- INSTRUCTIONS TO FOLLOW: Reproduce the lines of the items below verbatim, beginning at the line that contains "Güncel İçerik [390,9,447,19]" and stopping after the line that contains "answer-q: 5 [876,682,881,691]", with both of those lines included.

===== RECORDS FOR THIS TASK

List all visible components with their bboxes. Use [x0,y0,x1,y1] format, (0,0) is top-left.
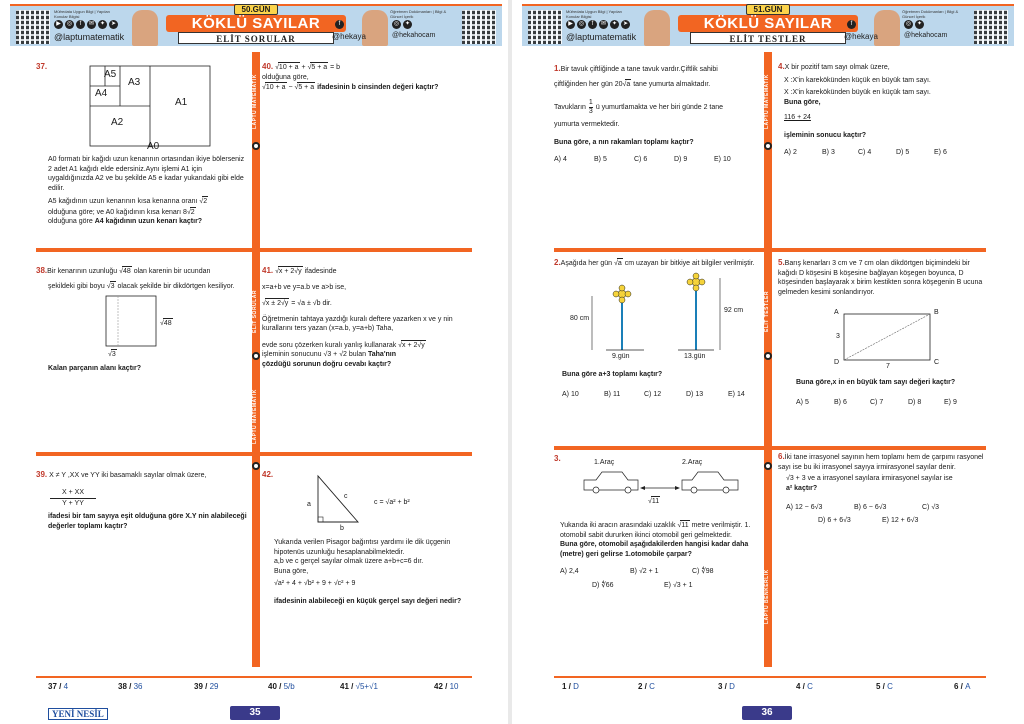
header-small-right: Öğretmen Dokümanları | Bilgi & Güncel İçerik [390,9,447,19]
day-badge: 51.GÜN [746,4,790,15]
qr-code-right [974,10,1008,44]
q39-num: X + XX [50,488,96,499]
q42-side-c: c [344,493,348,500]
qr-code-right [462,10,496,44]
right-triangle-diagram [316,474,360,524]
answer-q: 5 [876,682,881,691]
handle-left: @laptumatematik [566,32,637,42]
option-d[interactable]: D) 8 [908,398,922,406]
answer-3: 3 / D [718,682,735,691]
answer-q: 1 [562,682,567,691]
qr-code-left [528,10,562,44]
question-3 [554,454,561,465]
page-subtitle: ELİT SORULAR [178,32,334,44]
q1-p2: çiftliğinden her gün [554,80,613,88]
q40-question: ifadesinin b cinsinden değeri kaçtır? [317,84,439,91]
q2-height-1: 80 cm [570,315,590,322]
vbar-text-3: LAPTU BENKERLİK [764,569,770,625]
q2-day-2: 13.gün [684,353,706,360]
row-divider [260,452,472,456]
q37-text: A0 formatı bir kağıdı uzun kenarının ortasından ikiye bölerseniz 2 adet A1 kağıdı elde edersiniz.Aynı işlemi A1 için uygaldığınızda A2 ve bu şekilde A5 e kadar yukarıdaki gibi elde edilir. A5 kağıdının uzun kenarının kısa kenarına oranı √2 olduğuna göre; ve A0 kağıdının kısa kenarı 8√2 olduğuna göre A4 kağıdının uzun kenarı kaçtır? [48,155,248,227]
twitch-icon: ✉ [88,21,95,27]
option-a[interactable]: A) 12 − 6√3 [786,504,823,511]
side-3: 3 [836,333,840,340]
answer-q: 4 [796,682,801,691]
q4-p2: X :X'in karekökünden küçük en büyük tam sayı. [784,76,931,84]
answer-1: 1 / D [562,682,579,691]
q5-p1: Barış kenarları 3 cm ve 7 cm olan dikdörtgen biçimindeki bir kağıdı D köşesini B köşesine bağlayan köşegen boyunca, D köşesinden başlayarak x birim kestikten sonra köşegenin B ucuna gelmeden kesimi sonlandırıyor. [778,260,983,296]
q38-r48: 48 [122,268,131,275]
q41-p1: x=a+b ve y=a.b ve a>b ise, [262,283,347,291]
q4-options [784,148,984,158]
plant-diagram [600,276,740,356]
q37-question: A4 kağıdının uzun kenarı kaçtır? [94,218,203,225]
corner-a: A [834,309,839,316]
q38-side-label: √48 [160,320,172,327]
q38-question [48,364,141,374]
q1-p3b: ü yumurtlamakta ve her biri günde 2 tane [595,103,724,111]
page-number: 36 [742,706,792,720]
instagram-icon: ◎ [393,21,400,27]
option-c[interactable]: C) √3 [922,504,940,511]
option-e[interactable]: E) 6 [934,149,947,156]
q41-p6a: Taha'nın [368,351,396,358]
q37-p2: A5 kağıdının uzun kenarının kısa kenarına oranı [48,198,198,205]
q1-p2v: 20 [614,80,623,88]
divider-dot [252,462,260,470]
answer-a: 29 [209,682,219,691]
q4-p3: X :X'in karekökünden büyük en küçük tam sayı. [784,89,931,96]
footer-line [36,676,472,678]
social-icons-left [54,20,118,29]
label-a3: A3 [128,77,141,88]
q42-expr: √a² + 4 + √b² + 9 + √c² + 9 [274,580,356,587]
row-divider [36,248,252,252]
corner-b: B [934,309,939,316]
question-42 [262,470,273,481]
q42-p1: Yukarıda verilen Pisagor bağıntısı yardımı ile dik üçgenin hipotenüs uzunluğu hesaplanabilmektedir. [274,539,451,556]
option-c[interactable]: C) 12 [644,390,662,398]
option-c[interactable]: C) 7 [870,398,884,406]
social-icons-mid [335,20,344,29]
q40-e1: 10 + a [278,64,299,71]
option-c[interactable]: C) 6 [634,156,648,163]
q4-p1: X bir pozitif tam sayı olmak üzere, [784,64,890,71]
option-d[interactable]: D) ∜66 [592,581,614,589]
question-41: 41. √x + 2√y ifadesinde x=a+b ve y=a.b ve a>b ise, √x ± 2√y = √a ± √b dir. Öğretmenin tahtaya yazdığı kuralı deftere yazarken x ve y nin kurallarını ters yazan (x=a.b, y=a+b) Taha, evde soru çözerken kuralı yanlış kullanarak √x + 2√y işleminin sonucunu √3 + √2 bulan Taha'nın çözdüğü sorunun doğru cevabı kaçtır? [262,266,472,369]
row-divider [772,446,986,450]
q42-question: ifadesinin alabileceği en küçük gerçel sayı değeri nedir? [274,597,462,605]
option-e[interactable]: E) 9 [944,398,957,406]
right-page [512,0,1024,724]
q38-p1b: olan karenin bir ucundan [133,268,211,275]
option-e[interactable]: E) 14 [728,390,745,398]
label-a4: A4 [95,88,108,99]
answer-q: 6 [954,682,959,691]
option-d[interactable]: D) 6 + 6√3 [818,516,851,524]
answer-q: 41 [340,682,349,691]
social-icons-mid [847,20,856,29]
youtube-icon: ▶ [566,20,575,29]
q5-options [796,398,986,408]
answer-a: D [573,682,579,691]
handle-right: @hekahocam [392,32,436,39]
answer-q: 37 [48,682,57,691]
question-number: 4. [778,62,785,71]
q3-distance: √11 [648,498,660,505]
q6-p1: İki tane irrasyonel sayının hem toplamı hem de çarpımı rasyonel sayı ise bu iki irrasyonel sayıya irmirasyonel sayılar denir. [778,454,984,471]
footer-line [554,676,986,678]
option-a[interactable]: A) 10 [562,390,579,398]
option-b[interactable]: B) 5 [594,156,607,163]
option-b[interactable]: B) 3 [822,149,835,156]
q37-p3: olduğuna göre; ve A0 kağıdının kısa kenarı [48,208,182,216]
q2-question: Buna göre a+3 toplamı kaçtır? [562,371,663,378]
q2-options [562,390,762,400]
option-b[interactable]: B) 11 [604,390,621,398]
divider-dot [764,352,772,360]
answer-a: A [965,682,971,691]
q2-day-1: 9.gün [612,353,630,360]
rectangle-diagram [842,312,934,364]
q41-p0: ifadesinde [304,268,337,275]
answer-a: C [807,682,813,691]
q3-car1: 1.Araç [594,459,615,466]
handle-mid: @hekaya [844,32,878,41]
vbar-text-1: LAPTU MATEMATİK [764,74,770,130]
answer-q: 3 [718,682,723,691]
row-divider [554,446,764,450]
answer-40: 40 / 5/b [268,682,295,691]
q38-bottom: 3 [111,351,116,358]
q3-p1b: metre verilmiştir. 1. otomobil sabit dururken ikinci otomobil geri gelmektedir. [560,522,751,539]
q42-formula: c = √a² + b² [374,499,410,506]
answer-q: 42 [434,682,443,691]
telegram-icon: ➤ [110,21,117,27]
instagram-icon: ◎ [905,21,912,27]
question-number: 3. [554,454,561,463]
q3-dist-inline: 11 [681,522,689,529]
q37-r2b: 2 [190,208,195,216]
answer-5: 5 / C [876,682,893,691]
q42-text [274,538,470,606]
q1-p1: Bir tavuk çiftliğinde a tane tavuk vardır.Çiftlik sahibi [560,66,718,73]
q41-e0: x + 2 [278,268,295,275]
q6-options-row1 [786,503,986,513]
question-38: 38.Bir kenarının uzunluğu √48 olan karenin bir ucundan şekildeki gibi boyu √3 olacak şekilde bir dikdörtgen kesiliyor. [36,266,235,290]
square-diagram [106,296,158,348]
qr-code-left [16,10,50,44]
avatar-left [644,10,670,46]
answer-q: 39 [194,682,203,691]
q38-bottom-label: √3 [108,351,116,358]
label-a0: A0 [147,141,160,152]
facebook-icon: f [335,20,344,29]
answer-4: 4 / C [796,682,813,691]
twitter-icon: ✦ [99,21,106,27]
facebook-icon: f [847,20,856,29]
corner-d: D [834,359,840,366]
q39-question [48,512,248,531]
header-small-left: Müfredata Uygun Bilgi | Yapılan Konular Bilgisi [54,9,110,19]
answer-38: 38 / 36 [118,682,143,691]
header-center [158,4,354,48]
option-d[interactable]: D) 5 [896,149,910,156]
answer-41: 41 / √5+√1 [340,682,378,691]
question-5 [778,258,986,297]
answer-37: 37 / 4 [48,682,69,691]
q3-car2: 2.Araç [682,459,703,466]
q41-e2b: = √a ± √b dir. [291,300,332,307]
q6-options-row2 [818,516,986,526]
option-b[interactable]: B) 6 − 6√3 [854,504,887,511]
header-small-right: Öğretmen Dokümanları | Bilgi & Güncel İçerik [902,9,959,19]
q39-question-text: ifadesi bir tam sayıya eşit olduğuna göre X.Y nin alabileceği değerler toplamı kaçtır? [48,513,247,530]
q40-e1b: 5 + a [311,64,328,71]
question-number: 37. [36,62,48,71]
option-c[interactable]: C) ∜98 [692,568,714,575]
q3-options-row2 [592,581,762,591]
option-a[interactable]: A) 4 [554,156,567,163]
question-6 [778,452,986,525]
answer-q: 40 [268,682,277,691]
q40-e2b: 5 + a [298,84,315,91]
day-badge: 50.GÜN [234,4,278,15]
q41-e4: x + 2 [402,341,418,349]
answer-39: 39 / 29 [194,682,219,691]
divider-dot [252,352,260,360]
q37-p4a: olduğuna göre [48,218,93,225]
label-a1: A1 [175,97,188,108]
q1-question: Buna göre, a nın rakamları toplamı kaçtır? [554,138,694,146]
q3-p1: Yukarıda iki aracın arasındaki uzaklık [560,522,676,529]
twitter-icon: ✦ [611,21,618,27]
q41-p5: işleminin sonucunu [262,351,322,358]
instagram-icon: ◎ [578,21,585,27]
label-a2: A2 [111,117,124,128]
q41-p3: Öğretmenin tahtaya yazdığı kuralı deftere yazarken x ve y nin kurallarını ters yazan (x=a.b, y=a+b) Taha, [262,315,453,332]
answer-a: √5+√1 [355,682,378,691]
social-icons-left [566,20,630,29]
center-divider [252,52,260,667]
question-number: 38. [36,266,48,275]
q1-frac-den: 3 [588,108,593,115]
twitch-icon: ✉ [600,21,607,27]
row-divider [260,248,472,252]
question-number: 41. [262,266,274,275]
q4-expr: 116 + 24 [784,114,811,121]
question-number: 42. [262,470,274,479]
social-icons-right [904,20,924,29]
question-number: 6. [778,452,785,461]
q2-bottom [562,370,762,399]
q38-question-text: Kalan parçanın alanı kaçtır? [48,365,141,372]
divider-dot [764,142,772,150]
instagram-icon: ◎ [66,21,73,27]
q6-p2: ve a irrasyonel sayılara irmirasyonel sayılar ise [807,475,953,482]
row-divider [772,248,986,252]
q38-side: 48 [163,320,172,327]
answer-a: 4 [63,682,69,691]
question-1: 1.Bir tavuk çiftliğinde a tane tavuk vardır.Çiftlik sahibi çiftliğinden her gün 20√a tane yumurta almaktadır. Tavukların $\frac{1}{3}$ ü yumurtlamakta ve her biri günde 2 tane yumurta vermektedir. Buna göre, a nın rakamları toplamı kaçtır? A) 4 B) 5 C) 6 D) 9 E) 10 [554,64,760,165]
handle-right: @hekahocam [904,32,948,39]
answer-42: 42 / 10 [434,682,459,691]
option-e[interactable]: E) 10 [714,156,731,163]
brand-logo: YENİ NESİL [48,708,108,720]
q39-den: Y + YY [62,499,84,507]
q39-fraction [50,488,96,508]
answer-q: 2 [638,682,643,691]
center-divider [764,52,772,667]
q3-options-row1 [560,567,762,577]
corner-c: C [934,359,940,366]
side-7: 7 [886,363,890,370]
q38-p2b: olacak şekilde bir dikdörtgen kesiliyor. [117,282,235,290]
q39-p1: X ≠ Y ,XX ve YY iki basamaklı sayılar olmak üzere, [49,472,207,479]
social-icons-right [392,20,412,29]
option-c[interactable]: C) 4 [858,149,872,156]
q1-p3: Tavukların [554,103,586,111]
q5-question: Buna göre,x in en büyük tam sayı değeri kaçtır? [796,379,956,386]
option-d[interactable]: D) 9 [674,156,688,163]
q41-e5: 3 + √2 [327,351,347,358]
facebook-icon: f [76,20,85,29]
q2-height-2: 92 cm [724,307,744,314]
avatar-left [132,10,158,46]
option-b[interactable]: B) 6 [834,398,847,406]
option-a[interactable]: A) 2,4 [560,568,579,575]
q1-p2b: tane yumurta almaktadır. [633,80,711,88]
handle-mid: @hekaya [332,32,366,41]
q42-side-b: b [340,525,344,532]
telegram-icon: ➤ [622,21,629,27]
question-number: 2. [554,258,561,267]
q37-r2: 2 [203,198,208,205]
answer-6: 6 / A [954,682,971,691]
q40-p1: olduğuna göre, [262,73,309,81]
q2-p1b: cm uzayan bir bitkiye ait bilgiler verilmiştir. [624,260,755,267]
q38-r3: 3 [110,282,115,290]
page-subtitle: ELİT TESTLER [690,32,846,44]
q40-e1c: = b [330,64,341,71]
row-divider [36,452,252,456]
q5-bottom [796,378,986,407]
vbar-text-1: LAPTU MATEMATİK [252,74,258,130]
question-40: 40. √10 + a + √5 + a = b olduğuna göre, √10 + a − √5 + a ifadesinin b cinsinden değeri kaçtır? [262,62,472,93]
q41-question: çözdüğü sorunun doğru cevabı kaçtır? [262,360,392,368]
q37-p3v: 8 [183,208,187,216]
q3-text: Yukarıda iki aracın arasındaki uzaklık √11 metre verilmiştir. 1. otomobil sabit dururken ikinci otomobil geri gelmektedir. Buna göre, otomobil aşağıdakilerden hangisi kadar daha (metre) geri gelirse 1.otomobile çarpar? A) 2,4 B) √2 + 1 C) ∜98 D) ∜66 E) √3 + 1 [560,520,762,590]
question-number: 5. [778,258,785,267]
q4-question: işleminin sonucu kaçtır? [784,131,867,139]
page-title: KÖKLÜ SAYILAR [678,15,858,32]
question-2: 2.Aşağıda her gün √a cm uzayan bir bitkiye ait bilgiler verilmiştir. [554,258,755,267]
question-number: 1. [554,64,561,73]
page-number: 35 [230,706,280,720]
q38-p1: Bir kenarının uzunluğu [47,268,118,275]
q6-e1: √3 + 3 [786,475,806,482]
option-a[interactable]: A) 2 [784,149,797,156]
answer-a: D [729,682,735,691]
vbar-text-2: ELİT SORULAR [252,290,258,334]
answer-a: 10 [449,682,459,691]
q3-question: Buna göre, otomobil aşağıdakilerden hangisi kadar daha (metre) geri gelirse 1.otomobile çarpar? [560,541,749,558]
q4-p4: Buna göre, [784,98,821,106]
left-header [10,4,502,46]
option-b[interactable]: B) √2 + 1 [630,568,659,575]
page-title: KÖKLÜ SAYILAR [166,15,346,32]
handle-left: @laptumatematik [54,32,125,42]
question-39 [36,470,248,481]
option-d[interactable]: D) 13 [686,390,704,398]
twitter-icon: ✦ [916,21,923,27]
option-e[interactable]: E) √3 + 1 [664,581,693,589]
question-number: 40. [262,62,274,71]
header-center [670,4,866,48]
row-divider [554,248,764,252]
answer-a: C [649,682,655,691]
q1-options [554,155,760,165]
vbar-text-3: LAPTU MATEMATİK [252,389,258,445]
answer-a: 5/b [283,682,295,691]
q37-p1: A0 formatı bir kağıdı uzun kenarının ortasından ikiye bölerseniz 2 adet A1 kağıdı elde edersiniz.Aynı işlemi A1 için uygaldığınızda A2 ve bu şekilde A5 e kadar yukarıdaki gibi elde edilir. [48,156,245,192]
q40-e2: 10 + a [265,84,286,91]
divider-dot [252,142,260,150]
q6-question: a² kaçtır? [786,484,818,492]
twitter-icon: ✦ [404,21,411,27]
q41-p4: evde soru çözerken kuralı yanlış kullanarak [262,341,397,349]
answer-a: 36 [133,682,143,691]
header-small-left: Müfredata Uygun Bilgi | Yapılan Konular Bilgisi [566,9,622,19]
q1-frac-num: 1 [588,99,593,106]
option-a[interactable]: A) 5 [796,398,809,406]
q41-e2: x ± 2 [265,300,281,307]
q42-side-a: a [307,501,311,508]
answer-q: 38 [118,682,127,691]
vbar-text-2: ELİT TESTLER [764,291,770,333]
answer-a: C [887,682,893,691]
q42-p2: a,b ve c gerçel sayılar olmak üzere a+b+c=6 dır. [274,558,424,565]
q38-p2: şekildeki gibi boyu [48,282,105,290]
right-header [522,4,1014,46]
label-a5: A5 [104,69,117,80]
question-number: 39. [36,470,48,479]
q2-p1: Aşağıda her gün [560,260,613,267]
divider-dot [764,462,772,470]
youtube-icon: ▶ [54,20,63,29]
q1-p4: yumurta vermektedir. [554,121,620,128]
q42-p3: Buna göre, [274,567,309,575]
cars-diagram [582,466,744,496]
option-e[interactable]: E) 12 + 6√3 [882,516,919,524]
q3-dist: 11 [651,498,660,505]
facebook-icon: f [588,20,597,29]
answer-2: 2 / C [638,682,655,691]
question-4 [778,62,984,158]
q41-p5b: bulan [348,351,367,358]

==========

- THE OUTPUT:
header-small-right: Öğretmen Dokümanları | Bilgi & Güncel İçerik [390,9,447,19]
day-badge: 51.GÜN [746,4,790,15]
qr-code-right [974,10,1008,44]
q39-num: X + XX [50,488,96,499]
q42-side-c: c [344,493,348,500]
qr-code-right [462,10,496,44]
right-triangle-diagram [316,474,360,524]
answer-q: 5 [876,682,881,691]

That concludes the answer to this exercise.